** Begin **

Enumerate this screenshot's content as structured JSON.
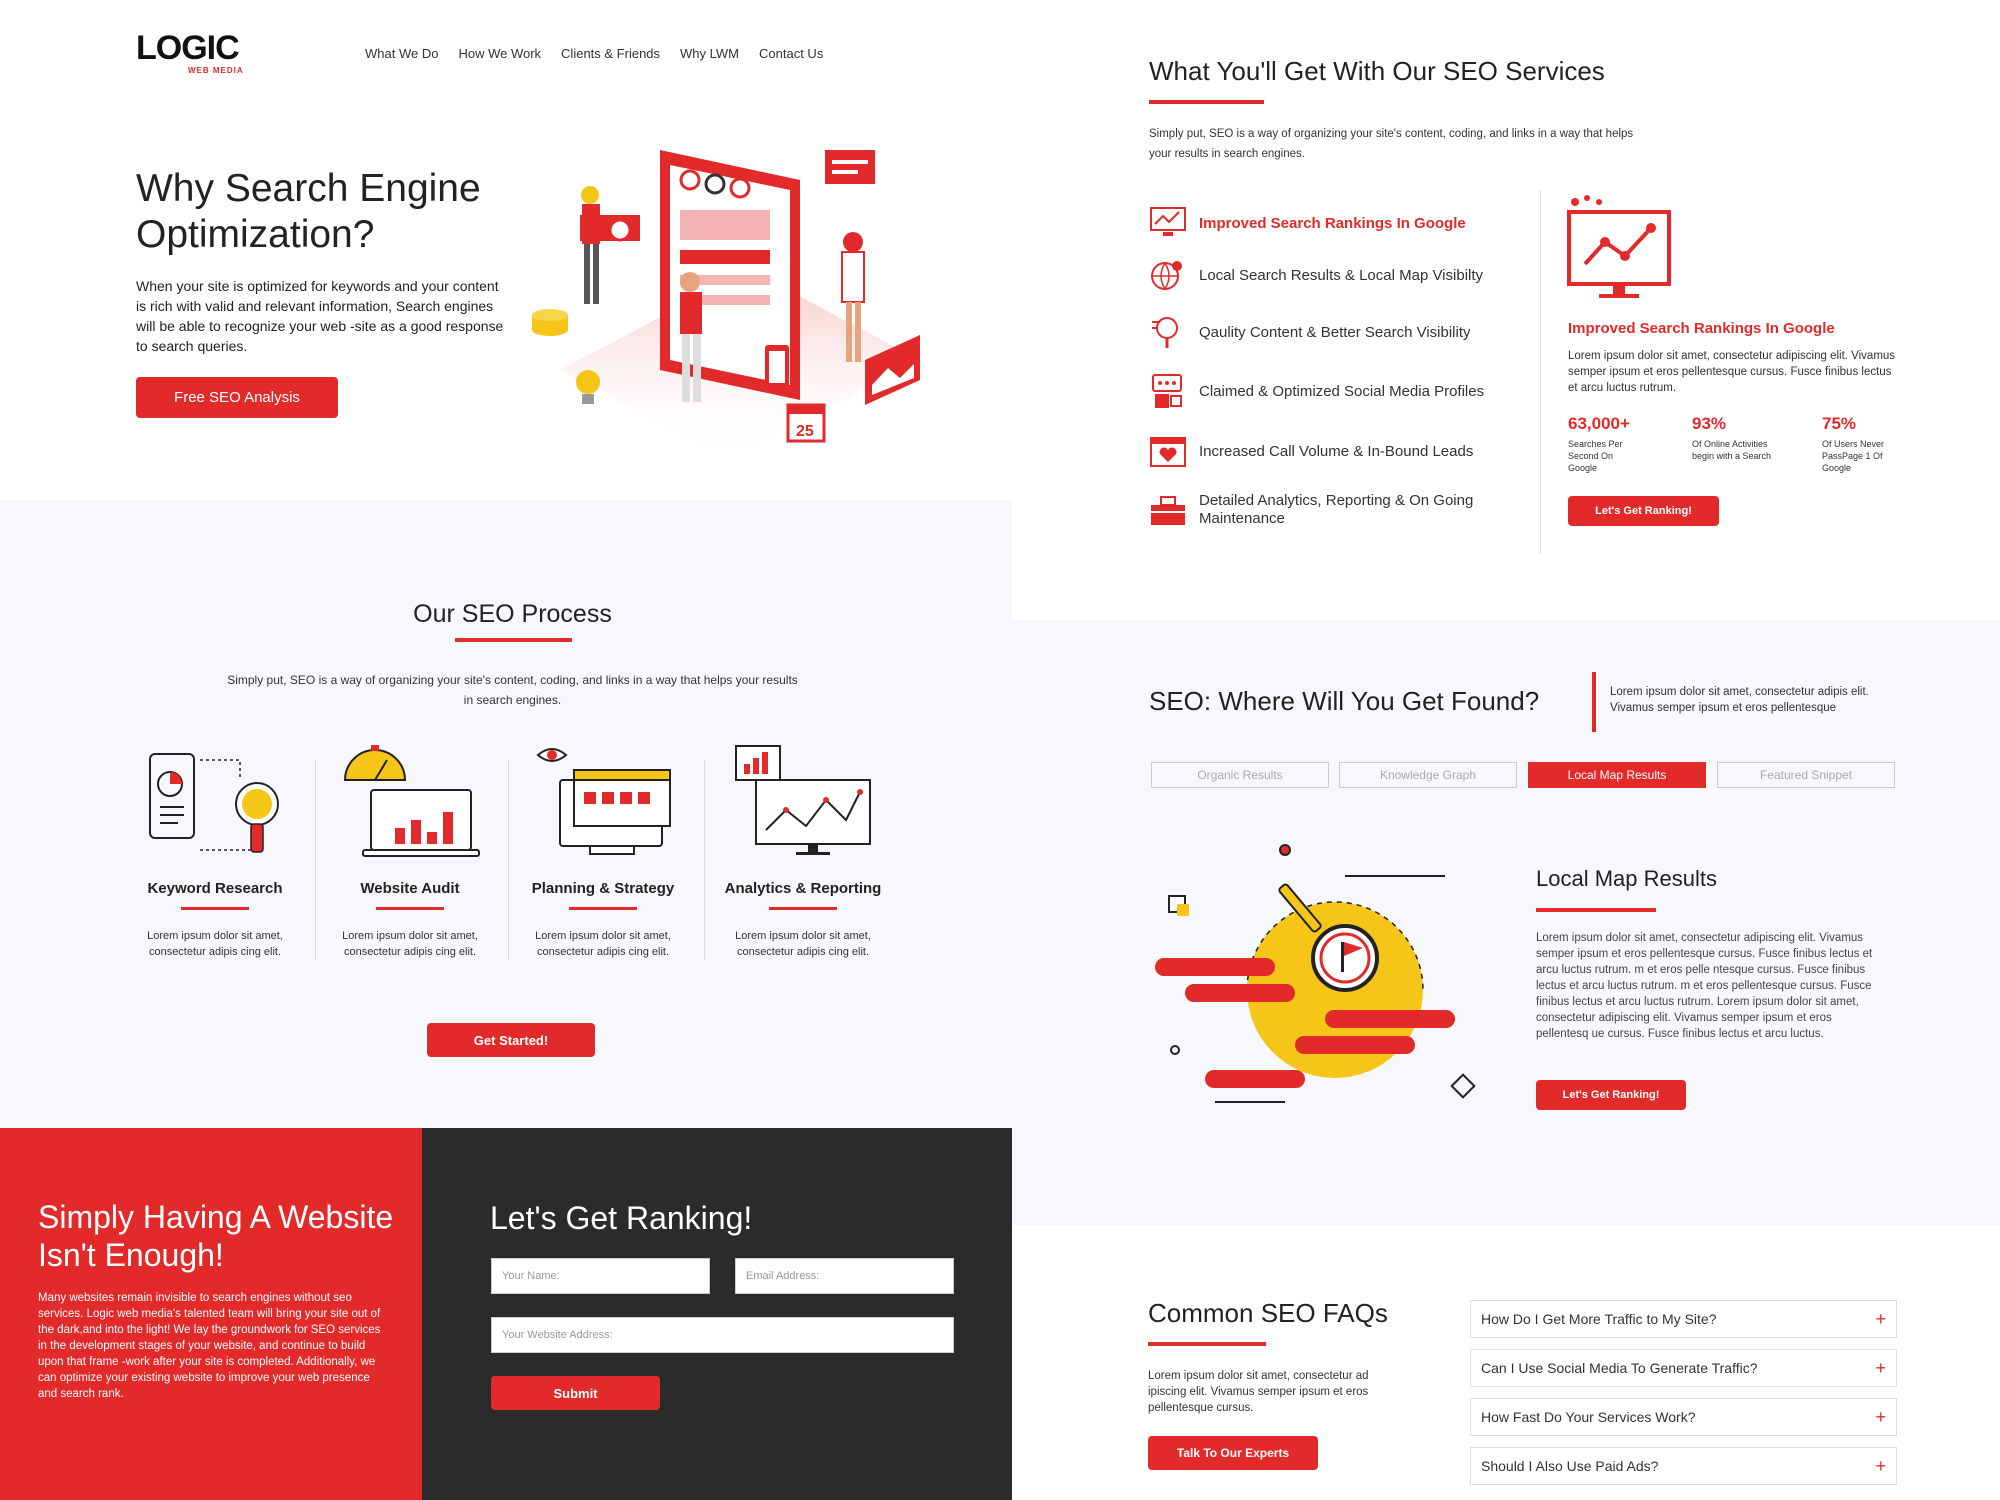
{
  "logo": {
    "brand": "LOGIC",
    "sub": "WEB MEDIA"
  },
  "nav": [
    "What We Do",
    "How We Work",
    "Clients & Friends",
    "Why LWM",
    "Contact Us"
  ],
  "hero": {
    "title": "Why Search Engine Optimization?",
    "text": "When your site is optimized for keywords and your content is rich with valid and relevant information, Search engines will be able to recognize your web -site as a good response to search queries.",
    "button": "Free SEO Analysis",
    "calendar_day": "25"
  },
  "services": {
    "title": "What You'll Get With Our SEO Services",
    "intro": "Simply put, SEO is a way of organizing your site's content, coding, and links in a way that helps your results in search engines.",
    "items": [
      {
        "label": "Improved Search Rankings In Google",
        "icon": "chart-monitor-icon"
      },
      {
        "label": "Local Search Results & Local Map Visibilty",
        "icon": "globe-pin-icon"
      },
      {
        "label": "Qaulity Content & Better Search Visibility",
        "icon": "search-content-icon"
      },
      {
        "label": "Claimed & Optimized Social Media Profiles",
        "icon": "social-profile-icon"
      },
      {
        "label": "Increased Call Volume & In-Bound Leads",
        "icon": "heart-calendar-icon"
      },
      {
        "label": "Detailed Analytics, Reporting & On Going Maintenance",
        "icon": "toolbox-icon"
      }
    ],
    "detail": {
      "title": "Improved Search Rankings In Google",
      "text": "Lorem ipsum dolor sit amet, consectetur adipiscing elit. Vivamus semper ipsum et eros pellentesque cursus. Fusce finibus lectus et arcu luctus rutrum.",
      "stats": [
        {
          "num": "63,000+",
          "label": "Searches Per Second On Google"
        },
        {
          "num": "93%",
          "label": "Of Online Activities begin with a Search"
        },
        {
          "num": "75%",
          "label": "Of Users Never PassPage 1 Of Google"
        }
      ],
      "button": "Let's Get Ranking!"
    }
  },
  "process": {
    "title": "Our SEO Process",
    "intro": "Simply put, SEO is a way of organizing your site's content, coding, and links in a way that helps your results in search engines.",
    "steps": [
      {
        "title": "Keyword Research",
        "desc": "Lorem ipsum dolor sit amet, consectetur adipis cing elit."
      },
      {
        "title": "Website Audit",
        "desc": "Lorem ipsum dolor sit amet, consectetur adipis cing elit."
      },
      {
        "title": "Planning & Strategy",
        "desc": "Lorem ipsum dolor sit amet, consectetur adipis cing elit."
      },
      {
        "title": "Analytics & Reporting",
        "desc": "Lorem ipsum dolor sit amet, consectetur adipis cing elit."
      }
    ],
    "button": "Get Started!"
  },
  "found": {
    "title": "SEO: Where Will You Get Found?",
    "side": "Lorem ipsum dolor sit amet, consectetur adipis elit. Vivamus semper ipsum et eros pellentesque",
    "tabs": [
      "Organic Results",
      "Knowledge Graph",
      "Local Map Results",
      "Featured Snippet"
    ],
    "active_tab": 2,
    "detail_title": "Local Map Results",
    "detail_text": "Lorem ipsum dolor sit amet, consectetur adipiscing elit. Vivamus semper ipsum et eros pellentesque cursus. Fusce finibus lectus et arcu luctus rutrum. m et eros pelle ntesque cursus. Fusce finibus lectus et arcu luctus rutrum. m et eros pellentesque cursus. Fusce finibus lectus et arcu luctus rutrum. Lorem ipsum dolor sit amet, consectetur adipiscing elit. Vivamus semper ipsum et eros pellentesq ue cursus. Fusce finibus lectus et arcu luctus.",
    "button": "Let's Get Ranking!"
  },
  "cta": {
    "title": "Simply Having A Website Isn't Enough!",
    "text": "Many websites remain invisible to search engines without seo services. Logic web media's talented team will bring your site out of the dark,and into the light! We lay the groundwork for SEO services in the development stages of your website, and continue to build upon that frame -work after your site is completed. Additionally, we can optimize your existing website to improve your web presence and search rank."
  },
  "form": {
    "title": "Let's Get Ranking!",
    "name_ph": "Your Name:",
    "email_ph": "Email Address:",
    "website_ph": "Your Website Address:",
    "submit": "Submit"
  },
  "faq": {
    "title": "Common SEO FAQs",
    "text": "Lorem ipsum dolor sit amet, consectetur ad ipiscing elit. Vivamus semper ipsum et eros pellentesque cursus.",
    "button": "Talk To Our Experts",
    "items": [
      "How Do I Get More Traffic to My Site?",
      "Can I Use Social Media To Generate Traffic?",
      "How Fast Do Your Services Work?",
      "Should I Also Use Paid Ads?"
    ],
    "toggle": "+"
  },
  "colors": {
    "accent": "#e22a2a",
    "dark": "#2b2b2b",
    "yellow": "#f5c518"
  }
}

** End **

▸ PROBLEM:
Every entry must be reproduced exactly, with the images left out.

▸ COMPLETE ANSWER:
Enumerate this screenshot's content as structured JSON.
{
  "logo": {
    "brand": "LOGIC",
    "sub": "WEB MEDIA"
  },
  "nav": [
    "What We Do",
    "How We Work",
    "Clients & Friends",
    "Why LWM",
    "Contact Us"
  ],
  "hero": {
    "title": "Why Search Engine Optimization?",
    "text": "When your site is optimized for keywords and your content is rich with valid and relevant information, Search engines will be able to recognize your web -site as a good response to search queries.",
    "button": "Free SEO Analysis",
    "calendar_day": "25"
  },
  "services": {
    "title": "What You'll Get With Our SEO Services",
    "intro": "Simply put, SEO is a way of organizing your site's content, coding, and links in a way that helps your results in search engines.",
    "items": [
      {
        "label": "Improved Search Rankings In Google",
        "icon": "chart-monitor-icon"
      },
      {
        "label": "Local Search Results & Local Map Visibilty",
        "icon": "globe-pin-icon"
      },
      {
        "label": "Qaulity Content & Better Search Visibility",
        "icon": "search-content-icon"
      },
      {
        "label": "Claimed & Optimized Social Media Profiles",
        "icon": "social-profile-icon"
      },
      {
        "label": "Increased Call Volume & In-Bound Leads",
        "icon": "heart-calendar-icon"
      },
      {
        "label": "Detailed Analytics, Reporting & On Going Maintenance",
        "icon": "toolbox-icon"
      }
    ],
    "detail": {
      "title": "Improved Search Rankings In Google",
      "text": "Lorem ipsum dolor sit amet, consectetur adipiscing elit. Vivamus semper ipsum et eros pellentesque cursus. Fusce finibus lectus et arcu luctus rutrum.",
      "stats": [
        {
          "num": "63,000+",
          "label": "Searches Per Second On Google"
        },
        {
          "num": "93%",
          "label": "Of Online Activities begin with a Search"
        },
        {
          "num": "75%",
          "label": "Of Users Never PassPage 1 Of Google"
        }
      ],
      "button": "Let's Get Ranking!"
    }
  },
  "process": {
    "title": "Our SEO Process",
    "intro": "Simply put, SEO is a way of organizing your site's content, coding, and links in a way that helps your results in search engines.",
    "steps": [
      {
        "title": "Keyword Research",
        "desc": "Lorem ipsum dolor sit amet, consectetur adipis cing elit."
      },
      {
        "title": "Website Audit",
        "desc": "Lorem ipsum dolor sit amet, consectetur adipis cing elit."
      },
      {
        "title": "Planning & Strategy",
        "desc": "Lorem ipsum dolor sit amet, consectetur adipis cing elit."
      },
      {
        "title": "Analytics & Reporting",
        "desc": "Lorem ipsum dolor sit amet, consectetur adipis cing elit."
      }
    ],
    "button": "Get Started!"
  },
  "found": {
    "title": "SEO: Where Will You Get Found?",
    "side": "Lorem ipsum dolor sit amet, consectetur adipis elit. Vivamus semper ipsum et eros pellentesque",
    "tabs": [
      "Organic Results",
      "Knowledge Graph",
      "Local Map Results",
      "Featured Snippet"
    ],
    "active_tab": 2,
    "detail_title": "Local Map Results",
    "detail_text": "Lorem ipsum dolor sit amet, consectetur adipiscing elit. Vivamus semper ipsum et eros pellentesque cursus. Fusce finibus lectus et arcu luctus rutrum. m et eros pelle ntesque cursus. Fusce finibus lectus et arcu luctus rutrum. m et eros pellentesque cursus. Fusce finibus lectus et arcu luctus rutrum. Lorem ipsum dolor sit amet, consectetur adipiscing elit. Vivamus semper ipsum et eros pellentesq ue cursus. Fusce finibus lectus et arcu luctus.",
    "button": "Let's Get Ranking!"
  },
  "cta": {
    "title": "Simply Having A Website Isn't Enough!",
    "text": "Many websites remain invisible to search engines without seo services. Logic web media's talented team will bring your site out of the dark,and into the light! We lay the groundwork for SEO services in the development stages of your website, and continue to build upon that frame -work after your site is completed. Additionally, we can optimize your existing website to improve your web presence and search rank."
  },
  "form": {
    "title": "Let's Get Ranking!",
    "name_ph": "Your Name:",
    "email_ph": "Email Address:",
    "website_ph": "Your Website Address:",
    "submit": "Submit"
  },
  "faq": {
    "title": "Common SEO FAQs",
    "text": "Lorem ipsum dolor sit amet, consectetur ad ipiscing elit. Vivamus semper ipsum et eros pellentesque cursus.",
    "button": "Talk To Our Experts",
    "items": [
      "How Do I Get More Traffic to My Site?",
      "Can I Use Social Media To Generate Traffic?",
      "How Fast Do Your Services Work?",
      "Should I Also Use Paid Ads?"
    ],
    "toggle": "+"
  },
  "colors": {
    "accent": "#e22a2a",
    "dark": "#2b2b2b",
    "yellow": "#f5c518"
  }
}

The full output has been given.